__INSTRUCTIONS FOR THE TASK__.
Pick out every line in the entries below that contains the string "Tenons".

━━ RECORDS FOR THIS TASK

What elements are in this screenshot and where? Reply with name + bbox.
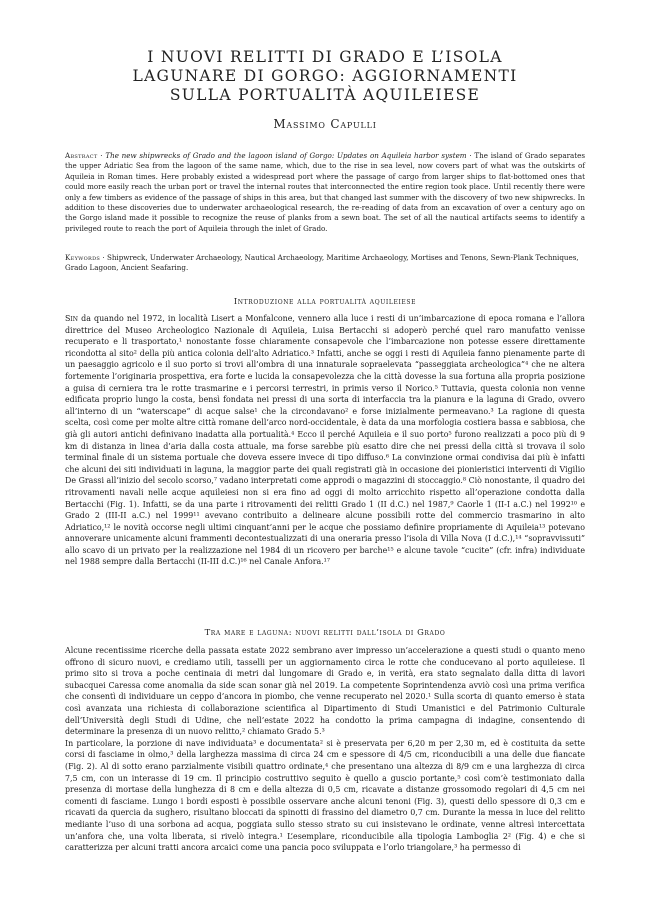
abstract-text: The island of Grado separates the upper Adriatic Sea from the lagoon of the same name, which, due to the rise in sea level, now covers part of what was the outskirts of Aquileia in Roman times. Here probably existed a widespread port where the passage of cargo from larger ships to flat-bottomed ones that could more easily reach the urban port or travel the internal routes that interconnected the entire region took place. Until recently there were only a few timbers as evidence of the passage of ships in this area, but that changed last summer with the discovery of two new shipwrecks. In addition to these discoveries due to underwater archaeological research, the re-reading of data from an excavation of over a century ago on the Gorgo island made it possible to recognize the reuse of planks from a sewn boat. The set of all the nautical artifacts seems to identify a privileged route to reach the port of Aquileia through the inlet of Grado. (65, 151, 586, 233)
title-line-1: I NUOVI RELITTI DI GRADO E L’ISOLA (147, 48, 503, 66)
abstract: Abstract · The new shipwrecks of Grado and the lagoon island of Gorgo: Updates on Aquileia harbor system · The island of Grado separates the upper Adriatic Sea from the lagoon of the same name, which, due to the rise in sea level, now covers part of what was the outskirts of Aquileia in Roman times. Here probably existed a widespread port where the passage of cargo from larger ships to flat-bottomed ones that could more easily reach the urban port or travel the internal routes that interconnected the entire region took place. Until recently there were only a few timbers as evidence of the passage of ships in this area, but that changed last summer with the discovery of two new shipwrecks. In addition to these discoveries due to underwater archaeological research, the re-reading of data from an excavation of over a century ago on the Gorgo island made it possible to recognize the reuse of planks from a sewn boat. The set of all the nautical artifacts seems to identify a privileged route to reach the port of Aquileia through the inlet of Grado. (65, 151, 586, 233)
abstract-label: Abstract (65, 151, 98, 160)
section-1-initial-word: Sin (65, 314, 79, 323)
section-1-body (65, 313, 585, 568)
section-2-paragraph-1: Alcune recentissime ricerche della passata estate 2022 sembrano aver impresso un’accelerazione a questi studi o quanto meno offrono di sicuro nuovi, e crediamo utili, tasselli per un aggiornamento circa le rotte che conducevano al porto aquileiese. Il primo sito si trova a poche centinaia di metri dal lungomare di Grado e, in verità, era stato segnalato dalla ditta di lavori subacquei Caressa come anomalia da side scan sonar già nel 2019. La competente Soprintendenza avviò così una prima verifica che consentì di individuare un ceppo d’ancora in piombo, che venne recuperato nel 2020.¹ Sulla scorta di quanto emerso è stata così avanzata una richiesta di collaborazione scientifica al Dipartimento di Studi Umanistici e del Patrimonio Culturale dell’Università degli Studi di Udine, che nell’estate 2022 ha condotto la prima campagna di indagine, consentendo di determinare la presenza di un nuovo relitto,² chiamato Grado 5.³ (65, 646, 585, 737)
section-heading-introduzione: Introduzione alla portualità aquileiese (233, 296, 417, 306)
section-1-paragraph (65, 313, 585, 568)
keywords: Keywords · Shipwreck, Underwater Archaeology, Nautical Archaeology, Maritime Archaeology, Mortises and Tenons, Sewn-Plank Techniques, Grado Lagoon, Ancient Seafaring. (65, 253, 579, 273)
abstract-english-title: The new shipwrecks of Grado and the lagoon island of Gorgo: Updates on Aquileia harbor system (105, 151, 467, 160)
section-heading-tra-mare-e-laguna: Tra mare e laguna: nuovi relitti dall’isola di Grado (204, 627, 446, 637)
section-1-text: da quando nel 1972, in località Lisert a Monfalcone, vennero alla luce i resti di un’imbarcazione di epoca romana e l’allora direttrice del Museo Archeologico Nazionale di Aquileia, Luisa Bertacchi si adoperò perché quel raro manufatto venisse recuperato e li trasportato,¹ nonostante fosse chiaramente consapevole che l’imbarcazione non potesse essere direttamente ricondotta al sito² della più antica colonia dell’alto Adriatico.³ Infatti, anche se oggi i resti di Aquileia fanno pienamente parte di un paesaggio agricolo e il suo porto si trovi all’ombra di una innaturale sopraelevata “passeggiata archeologica”⁴ che ne altera fortemente l’originaria prospettiva, era forte e lucida la consapevolezza che la città dovesse la sua fortuna alla propria posizione a guisa di cerniera tra le rotte trasmarine e i percorsi terrestri, in primis verso il Norico.⁵ Tuttavia, questa colonia non venne edificata proprio lungo la costa, bensì fondata nei pressi di una sorta di interfaccia tra la pianura e la laguna di Grado, ovvero all’interno di un “waterscape” di acque salse¹ che la circondavano² e forse inizialmente permeavano.³ La ragione di questa scelta, così come per molte altre città romane dell’arco nord-occidentale, è data da una morfologia costiera bassa e sabbiosa, che già gli autori antichi definivano inadatta alla portualità.⁴ Ecco il perché Aquileia e il suo porto⁵ furono realizzati a poco più di 9 km di distanza in linea d’aria dalla costa attuale, ma forse sarebbe più esatto dire che nei pressi della città si trovava il solo terminal finale di un sistema portuale che doveva essere invece di tipo diffuso.⁶ La convinzione ormai condivisa dai più è infatti che alcuni dei siti individuati in laguna, la maggior parte dei quali registrati già in occasione dei pionieristici interventi di Vigilio De Grassi all’inizio del secolo scorso,⁷ vadano interpretati come approdi o magazzini di stoccaggio.⁸ Ciò nonostante, il quadro dei ritrovamenti navali nelle acque aquileiesi non si era fino ad oggi di molto arricchito rispetto all’operazione condotta dalla Bertacchi (Fig. 1). Infatti, se da una parte i ritrovamenti dei relitti Grado 1 (II d.C.) nel 1987,⁹ Caorle 1 (II-I a.C.) nel 1992¹⁰ e Grado 2 (III-II a.C.) nel 1999¹¹ avevano contribuito a delineare alcune possibili rotte del commercio trasmarino in alto Adriatico,¹² le novità occorse negli ultimi cinquant’anni per le acque che possiamo definire propriamente di Aquileia¹³ potevano annoverare unicamente alcuni frammenti decontestualizzati di una oneraria presso l’isola di Villa Nova (I d.C.),¹⁴ “sopravvissuti” allo scavo di un privato per la realizzazione nel 1984 di un ricovero per barche¹⁵ e alcune tavole “cucite” (cfr. infra) individuate nel 1988 sempre dalla Bertacchi (II-III d.C.)¹⁶ nel Canale Anfora.¹⁷ (65, 314, 586, 567)
section-2-body (65, 645, 585, 854)
section-2-paragraph-2: In particolare, la porzione di nave individuata³ e documentata² si è preservata per 6,20 m per 2,30 m, ed è costituita da sette corsi di fasciame in olmo,³ della larghezza massima di circa 24 cm e spessore di 4/5 cm, riconducibili a una delle due fiancate (Fig. 2). Al di sotto erano parzialmente visibili quattro ordinate,⁴ che presentano una altezza di 8/9 cm e una larghezza di circa 7,5 cm, con un interasse di 19 cm. Il principio costruttivo seguito è quello a guscio portante,⁵ così com’è testimoniato dalla presenza di mortase della lunghezza di 8 cm e della altezza di 0,5 cm, ricavate a distanze grossomodo regolari di 4,5 cm nei comenti di fasciame. Lungo i bordi esposti è possibile osservare anche alcuni tenoni (Fig. 3), questi dello spessore di 0,3 cm e ricavati da quercia da sughero, risultano bloccati da spinotti di frassino del diametro 0,7 cm. Durante la messa in luce del relitto mediante l’uso di una sorbona ad acqua, poggiata sullo stesso strato su cui insistevano le ordinate, venne altresì intercettata un’anfora che, una volta liberata, si rivelò integra.¹ L’esemplare, riconducibile alla tipologia Lamboglia 2² (Fig. 4) e che si caratterizza per alcuni tratti ancora arcaici come una pancia poco sviluppata e l’orlo triangolare,³ ha permesso di (65, 738, 585, 853)
author-name: Massimo Capulli (273, 117, 377, 131)
keywords-text: Shipwreck, Underwater Archaeology, Nautical Archaeology, Maritime Archaeology, Mortises and Tenons, Sewn-Plank Techniques, Grado Lagoon, Ancient Seafaring. (65, 253, 579, 273)
keywords-label: Keywords (65, 253, 101, 262)
title-line-3: SULLA PORTUALITÀ AQUILEIESE (169, 86, 481, 104)
title-line-2: LAGUNARE DI GORGO: AGGIORNAMENTI (132, 67, 518, 85)
article-title (0, 48, 650, 105)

━━━━

__WORKED SOLUTION__.
keywords: Keywords · Shipwreck, Underwater Archaeology, Nautical Archaeology, Maritime Archaeology, Mortises and Tenons, Sewn-Plank Techniques, Grado Lagoon, Ancient Seafaring. (65, 253, 579, 273)
keywords-text: Shipwreck, Underwater Archaeology, Nautical Archaeology, Maritime Archaeology, Mortises and Tenons, Sewn-Plank Techniques, Grado Lagoon, Ancient Seafaring. (65, 253, 579, 273)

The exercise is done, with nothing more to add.